##### Records provided
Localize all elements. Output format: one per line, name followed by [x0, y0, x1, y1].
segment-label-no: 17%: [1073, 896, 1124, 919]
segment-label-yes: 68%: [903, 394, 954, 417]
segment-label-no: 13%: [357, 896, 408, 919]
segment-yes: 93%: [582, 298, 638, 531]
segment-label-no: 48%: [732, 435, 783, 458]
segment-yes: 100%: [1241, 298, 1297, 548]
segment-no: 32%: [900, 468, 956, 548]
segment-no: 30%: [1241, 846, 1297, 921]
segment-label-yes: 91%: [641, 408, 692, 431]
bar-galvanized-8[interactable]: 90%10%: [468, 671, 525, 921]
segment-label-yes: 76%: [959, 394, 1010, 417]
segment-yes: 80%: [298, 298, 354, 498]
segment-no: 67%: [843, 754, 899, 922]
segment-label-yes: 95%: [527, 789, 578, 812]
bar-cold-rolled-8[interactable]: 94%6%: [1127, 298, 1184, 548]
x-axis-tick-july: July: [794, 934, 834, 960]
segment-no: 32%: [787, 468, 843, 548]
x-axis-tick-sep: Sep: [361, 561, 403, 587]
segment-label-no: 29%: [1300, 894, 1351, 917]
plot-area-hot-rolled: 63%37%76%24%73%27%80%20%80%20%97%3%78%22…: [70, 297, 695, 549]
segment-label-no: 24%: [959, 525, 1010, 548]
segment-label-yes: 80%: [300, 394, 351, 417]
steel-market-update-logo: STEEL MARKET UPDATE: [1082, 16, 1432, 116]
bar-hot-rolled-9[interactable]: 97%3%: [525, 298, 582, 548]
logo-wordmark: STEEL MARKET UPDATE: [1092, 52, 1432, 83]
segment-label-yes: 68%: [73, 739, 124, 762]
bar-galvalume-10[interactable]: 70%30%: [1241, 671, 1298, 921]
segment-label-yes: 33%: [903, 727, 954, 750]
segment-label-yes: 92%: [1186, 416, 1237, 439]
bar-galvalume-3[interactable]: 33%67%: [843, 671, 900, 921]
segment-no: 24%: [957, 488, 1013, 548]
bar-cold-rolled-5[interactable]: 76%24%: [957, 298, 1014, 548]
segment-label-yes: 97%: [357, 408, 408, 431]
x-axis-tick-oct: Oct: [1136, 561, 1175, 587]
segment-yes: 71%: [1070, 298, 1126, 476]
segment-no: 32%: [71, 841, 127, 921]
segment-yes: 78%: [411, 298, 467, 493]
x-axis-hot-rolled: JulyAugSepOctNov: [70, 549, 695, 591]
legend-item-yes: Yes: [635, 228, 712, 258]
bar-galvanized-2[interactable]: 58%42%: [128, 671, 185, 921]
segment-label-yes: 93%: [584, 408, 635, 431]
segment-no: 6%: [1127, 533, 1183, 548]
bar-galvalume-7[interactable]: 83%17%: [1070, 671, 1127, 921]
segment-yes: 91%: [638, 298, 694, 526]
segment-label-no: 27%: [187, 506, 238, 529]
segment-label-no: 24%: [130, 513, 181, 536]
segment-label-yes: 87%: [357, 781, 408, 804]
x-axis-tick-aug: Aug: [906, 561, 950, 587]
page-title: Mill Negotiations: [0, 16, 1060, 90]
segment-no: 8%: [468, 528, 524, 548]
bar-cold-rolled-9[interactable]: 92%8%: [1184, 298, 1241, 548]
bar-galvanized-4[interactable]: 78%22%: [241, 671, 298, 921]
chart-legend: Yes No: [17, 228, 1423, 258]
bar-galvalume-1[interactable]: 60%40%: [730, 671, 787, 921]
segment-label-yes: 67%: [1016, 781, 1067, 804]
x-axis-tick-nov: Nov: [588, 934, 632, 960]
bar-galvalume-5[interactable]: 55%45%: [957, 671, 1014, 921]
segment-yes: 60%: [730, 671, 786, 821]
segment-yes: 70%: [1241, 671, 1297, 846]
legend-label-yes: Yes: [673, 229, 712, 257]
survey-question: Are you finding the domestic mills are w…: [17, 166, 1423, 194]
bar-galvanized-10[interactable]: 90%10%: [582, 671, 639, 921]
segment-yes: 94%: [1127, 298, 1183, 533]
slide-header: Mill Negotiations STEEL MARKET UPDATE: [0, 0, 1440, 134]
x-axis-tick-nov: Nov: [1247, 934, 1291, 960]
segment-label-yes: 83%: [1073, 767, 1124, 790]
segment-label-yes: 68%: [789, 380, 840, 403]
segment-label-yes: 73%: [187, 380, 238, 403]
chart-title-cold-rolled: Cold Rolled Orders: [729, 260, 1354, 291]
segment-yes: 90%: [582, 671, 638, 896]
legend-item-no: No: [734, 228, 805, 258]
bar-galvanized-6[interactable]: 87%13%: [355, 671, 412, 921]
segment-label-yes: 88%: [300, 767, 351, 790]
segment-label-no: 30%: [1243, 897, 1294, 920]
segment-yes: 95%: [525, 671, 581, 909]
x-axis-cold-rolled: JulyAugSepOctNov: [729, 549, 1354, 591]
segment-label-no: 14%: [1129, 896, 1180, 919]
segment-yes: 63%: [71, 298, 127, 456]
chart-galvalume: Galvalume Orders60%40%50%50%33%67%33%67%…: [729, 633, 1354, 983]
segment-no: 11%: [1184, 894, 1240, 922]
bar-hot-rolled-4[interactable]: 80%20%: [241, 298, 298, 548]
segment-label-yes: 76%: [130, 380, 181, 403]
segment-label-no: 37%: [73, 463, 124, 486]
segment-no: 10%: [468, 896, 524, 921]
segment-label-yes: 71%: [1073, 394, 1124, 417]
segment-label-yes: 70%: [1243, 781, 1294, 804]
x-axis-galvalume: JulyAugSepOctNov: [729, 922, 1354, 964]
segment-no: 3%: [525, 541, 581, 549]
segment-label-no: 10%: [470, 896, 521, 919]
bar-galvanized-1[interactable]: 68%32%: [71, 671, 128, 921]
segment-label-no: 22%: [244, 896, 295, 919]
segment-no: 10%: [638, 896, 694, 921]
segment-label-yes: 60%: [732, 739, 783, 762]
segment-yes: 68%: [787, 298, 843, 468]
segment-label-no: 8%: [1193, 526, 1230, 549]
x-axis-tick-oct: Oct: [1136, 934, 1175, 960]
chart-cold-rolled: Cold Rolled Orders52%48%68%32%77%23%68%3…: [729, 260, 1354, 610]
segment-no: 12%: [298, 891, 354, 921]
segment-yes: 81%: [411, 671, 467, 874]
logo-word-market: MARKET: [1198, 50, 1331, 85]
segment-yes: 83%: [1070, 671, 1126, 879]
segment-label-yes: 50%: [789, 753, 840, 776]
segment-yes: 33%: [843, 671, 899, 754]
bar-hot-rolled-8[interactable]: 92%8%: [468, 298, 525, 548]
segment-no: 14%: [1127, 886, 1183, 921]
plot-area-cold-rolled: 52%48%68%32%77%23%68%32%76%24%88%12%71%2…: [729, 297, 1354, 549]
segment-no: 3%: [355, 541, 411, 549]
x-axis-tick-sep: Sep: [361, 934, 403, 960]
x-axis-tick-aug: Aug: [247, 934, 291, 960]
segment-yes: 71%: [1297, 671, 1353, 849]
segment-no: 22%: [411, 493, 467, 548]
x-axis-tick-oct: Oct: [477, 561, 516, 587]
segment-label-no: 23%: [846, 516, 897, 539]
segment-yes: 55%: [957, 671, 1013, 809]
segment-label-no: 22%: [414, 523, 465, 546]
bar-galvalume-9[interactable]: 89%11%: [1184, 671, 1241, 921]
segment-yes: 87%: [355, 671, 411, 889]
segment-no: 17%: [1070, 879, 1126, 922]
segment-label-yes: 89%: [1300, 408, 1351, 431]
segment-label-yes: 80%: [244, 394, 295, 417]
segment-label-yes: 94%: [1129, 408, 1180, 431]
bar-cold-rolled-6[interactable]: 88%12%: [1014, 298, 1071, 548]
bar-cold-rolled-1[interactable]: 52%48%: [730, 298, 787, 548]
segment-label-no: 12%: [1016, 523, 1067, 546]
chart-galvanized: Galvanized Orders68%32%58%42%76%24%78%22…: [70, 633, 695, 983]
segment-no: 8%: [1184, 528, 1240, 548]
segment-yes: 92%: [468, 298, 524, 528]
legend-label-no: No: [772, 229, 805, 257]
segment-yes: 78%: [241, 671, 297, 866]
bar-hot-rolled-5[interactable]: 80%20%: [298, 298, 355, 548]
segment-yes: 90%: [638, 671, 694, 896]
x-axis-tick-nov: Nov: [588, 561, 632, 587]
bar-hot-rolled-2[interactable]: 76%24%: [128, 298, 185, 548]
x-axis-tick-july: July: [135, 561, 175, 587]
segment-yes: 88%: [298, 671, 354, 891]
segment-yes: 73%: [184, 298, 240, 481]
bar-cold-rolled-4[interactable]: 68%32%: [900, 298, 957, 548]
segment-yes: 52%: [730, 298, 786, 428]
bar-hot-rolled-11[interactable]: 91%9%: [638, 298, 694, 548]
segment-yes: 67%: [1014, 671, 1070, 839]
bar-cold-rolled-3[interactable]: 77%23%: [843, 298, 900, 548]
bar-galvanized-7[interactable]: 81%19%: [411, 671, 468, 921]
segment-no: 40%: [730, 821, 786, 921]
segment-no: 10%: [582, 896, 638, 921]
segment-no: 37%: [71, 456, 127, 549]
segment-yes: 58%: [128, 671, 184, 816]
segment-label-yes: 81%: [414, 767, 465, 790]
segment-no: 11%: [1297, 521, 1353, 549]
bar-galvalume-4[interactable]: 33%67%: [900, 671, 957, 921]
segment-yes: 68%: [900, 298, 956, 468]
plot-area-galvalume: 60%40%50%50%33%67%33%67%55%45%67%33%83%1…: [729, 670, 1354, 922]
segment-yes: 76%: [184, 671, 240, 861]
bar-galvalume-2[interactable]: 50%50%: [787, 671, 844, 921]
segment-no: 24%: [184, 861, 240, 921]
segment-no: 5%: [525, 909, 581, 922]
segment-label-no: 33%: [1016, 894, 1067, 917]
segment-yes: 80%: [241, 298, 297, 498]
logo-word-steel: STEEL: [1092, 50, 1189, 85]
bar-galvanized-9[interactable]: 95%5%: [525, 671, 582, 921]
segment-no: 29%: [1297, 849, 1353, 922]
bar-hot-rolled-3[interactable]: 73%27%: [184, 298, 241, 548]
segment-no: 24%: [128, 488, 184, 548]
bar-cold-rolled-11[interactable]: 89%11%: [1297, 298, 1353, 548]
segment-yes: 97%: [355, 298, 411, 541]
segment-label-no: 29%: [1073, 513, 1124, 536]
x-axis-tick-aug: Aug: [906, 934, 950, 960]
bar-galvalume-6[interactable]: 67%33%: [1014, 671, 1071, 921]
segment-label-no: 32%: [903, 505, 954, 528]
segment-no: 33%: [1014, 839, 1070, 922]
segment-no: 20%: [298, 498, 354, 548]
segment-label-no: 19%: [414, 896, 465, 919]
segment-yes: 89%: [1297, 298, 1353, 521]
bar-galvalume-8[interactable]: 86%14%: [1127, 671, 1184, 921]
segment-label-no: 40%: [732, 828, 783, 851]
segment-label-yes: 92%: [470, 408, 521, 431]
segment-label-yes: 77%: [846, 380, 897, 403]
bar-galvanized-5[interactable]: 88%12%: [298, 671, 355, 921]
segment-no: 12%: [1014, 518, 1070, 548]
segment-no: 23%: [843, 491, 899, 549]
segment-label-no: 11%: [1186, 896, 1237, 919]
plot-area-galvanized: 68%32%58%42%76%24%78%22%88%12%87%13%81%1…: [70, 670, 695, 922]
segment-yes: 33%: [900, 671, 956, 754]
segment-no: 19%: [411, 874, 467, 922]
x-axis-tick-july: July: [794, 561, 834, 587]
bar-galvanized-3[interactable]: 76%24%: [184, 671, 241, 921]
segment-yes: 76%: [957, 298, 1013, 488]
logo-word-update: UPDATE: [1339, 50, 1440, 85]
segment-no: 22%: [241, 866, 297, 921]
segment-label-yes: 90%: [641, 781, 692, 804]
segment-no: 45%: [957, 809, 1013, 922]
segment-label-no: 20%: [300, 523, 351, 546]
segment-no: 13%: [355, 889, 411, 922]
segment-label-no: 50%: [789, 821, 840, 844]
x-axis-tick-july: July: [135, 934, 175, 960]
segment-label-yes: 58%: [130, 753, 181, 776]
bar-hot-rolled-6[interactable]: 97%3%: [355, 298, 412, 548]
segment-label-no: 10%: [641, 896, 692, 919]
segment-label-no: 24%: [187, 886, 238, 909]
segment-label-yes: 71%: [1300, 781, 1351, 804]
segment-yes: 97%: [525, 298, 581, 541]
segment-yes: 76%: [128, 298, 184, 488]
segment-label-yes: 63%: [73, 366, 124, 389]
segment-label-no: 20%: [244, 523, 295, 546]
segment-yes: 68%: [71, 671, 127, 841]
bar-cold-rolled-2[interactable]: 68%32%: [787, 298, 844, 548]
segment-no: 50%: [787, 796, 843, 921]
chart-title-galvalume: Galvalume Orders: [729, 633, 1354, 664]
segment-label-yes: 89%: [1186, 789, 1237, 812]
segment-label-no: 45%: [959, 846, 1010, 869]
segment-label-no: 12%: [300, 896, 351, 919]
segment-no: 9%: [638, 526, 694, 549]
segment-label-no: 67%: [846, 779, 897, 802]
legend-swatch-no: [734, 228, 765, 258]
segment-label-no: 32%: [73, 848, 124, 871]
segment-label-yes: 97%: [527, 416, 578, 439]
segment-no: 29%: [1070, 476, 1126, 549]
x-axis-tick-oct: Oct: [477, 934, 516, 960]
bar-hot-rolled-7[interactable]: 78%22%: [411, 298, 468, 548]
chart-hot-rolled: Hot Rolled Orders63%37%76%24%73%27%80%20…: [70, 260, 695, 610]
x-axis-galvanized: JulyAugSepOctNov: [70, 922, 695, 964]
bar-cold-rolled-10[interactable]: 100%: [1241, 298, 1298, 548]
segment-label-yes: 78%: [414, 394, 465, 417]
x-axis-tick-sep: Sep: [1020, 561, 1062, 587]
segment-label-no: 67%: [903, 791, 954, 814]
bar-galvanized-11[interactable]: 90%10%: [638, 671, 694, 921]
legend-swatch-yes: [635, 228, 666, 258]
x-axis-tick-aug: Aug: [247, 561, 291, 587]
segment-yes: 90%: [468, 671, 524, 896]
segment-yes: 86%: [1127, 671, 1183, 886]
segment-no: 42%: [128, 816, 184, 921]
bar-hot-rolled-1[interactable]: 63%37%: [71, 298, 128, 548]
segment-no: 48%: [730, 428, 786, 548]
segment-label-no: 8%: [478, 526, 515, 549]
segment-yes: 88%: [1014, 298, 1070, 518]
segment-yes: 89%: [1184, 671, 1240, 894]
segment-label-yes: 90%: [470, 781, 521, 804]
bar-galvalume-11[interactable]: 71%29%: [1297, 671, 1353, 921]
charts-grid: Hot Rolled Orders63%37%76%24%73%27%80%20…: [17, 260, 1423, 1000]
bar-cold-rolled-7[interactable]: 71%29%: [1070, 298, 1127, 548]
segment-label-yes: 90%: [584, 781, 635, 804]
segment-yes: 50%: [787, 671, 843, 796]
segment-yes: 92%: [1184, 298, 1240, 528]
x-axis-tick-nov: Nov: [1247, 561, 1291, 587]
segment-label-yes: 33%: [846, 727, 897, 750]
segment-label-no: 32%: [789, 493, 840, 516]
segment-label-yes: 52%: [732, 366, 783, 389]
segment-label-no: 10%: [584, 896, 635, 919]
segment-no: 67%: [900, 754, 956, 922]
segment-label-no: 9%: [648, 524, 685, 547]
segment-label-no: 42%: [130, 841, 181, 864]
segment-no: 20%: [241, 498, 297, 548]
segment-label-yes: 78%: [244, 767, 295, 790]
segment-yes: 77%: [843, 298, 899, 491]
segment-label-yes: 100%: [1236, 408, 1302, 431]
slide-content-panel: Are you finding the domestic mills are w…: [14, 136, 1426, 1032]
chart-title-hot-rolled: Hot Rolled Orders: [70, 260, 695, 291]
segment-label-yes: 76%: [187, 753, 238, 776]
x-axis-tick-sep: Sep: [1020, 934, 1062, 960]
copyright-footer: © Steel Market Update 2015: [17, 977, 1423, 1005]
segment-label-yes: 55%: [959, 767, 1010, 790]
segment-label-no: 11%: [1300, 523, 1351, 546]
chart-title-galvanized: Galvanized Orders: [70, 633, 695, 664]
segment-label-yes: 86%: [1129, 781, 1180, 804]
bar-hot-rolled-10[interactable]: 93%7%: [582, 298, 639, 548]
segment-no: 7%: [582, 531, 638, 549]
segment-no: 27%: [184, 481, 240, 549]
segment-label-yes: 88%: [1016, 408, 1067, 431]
##########
The request
Put the listing, from its first line through the line containing "segment-no: 32%: [900, 468, 956, 548]", into a JSON list of strings with one string per line, leaving out blank lines.

Result of the task
[
  "Localize all elements. Output format: one per line, name followed by [x0, y0, x1, y1].",
  "segment-label-no: 17%: [1073, 896, 1124, 919]",
  "segment-label-yes: 68%: [903, 394, 954, 417]",
  "segment-label-no: 13%: [357, 896, 408, 919]",
  "segment-yes: 93%: [582, 298, 638, 531]",
  "segment-label-no: 48%: [732, 435, 783, 458]",
  "segment-yes: 100%: [1241, 298, 1297, 548]",
  "segment-no: 32%: [900, 468, 956, 548]"
]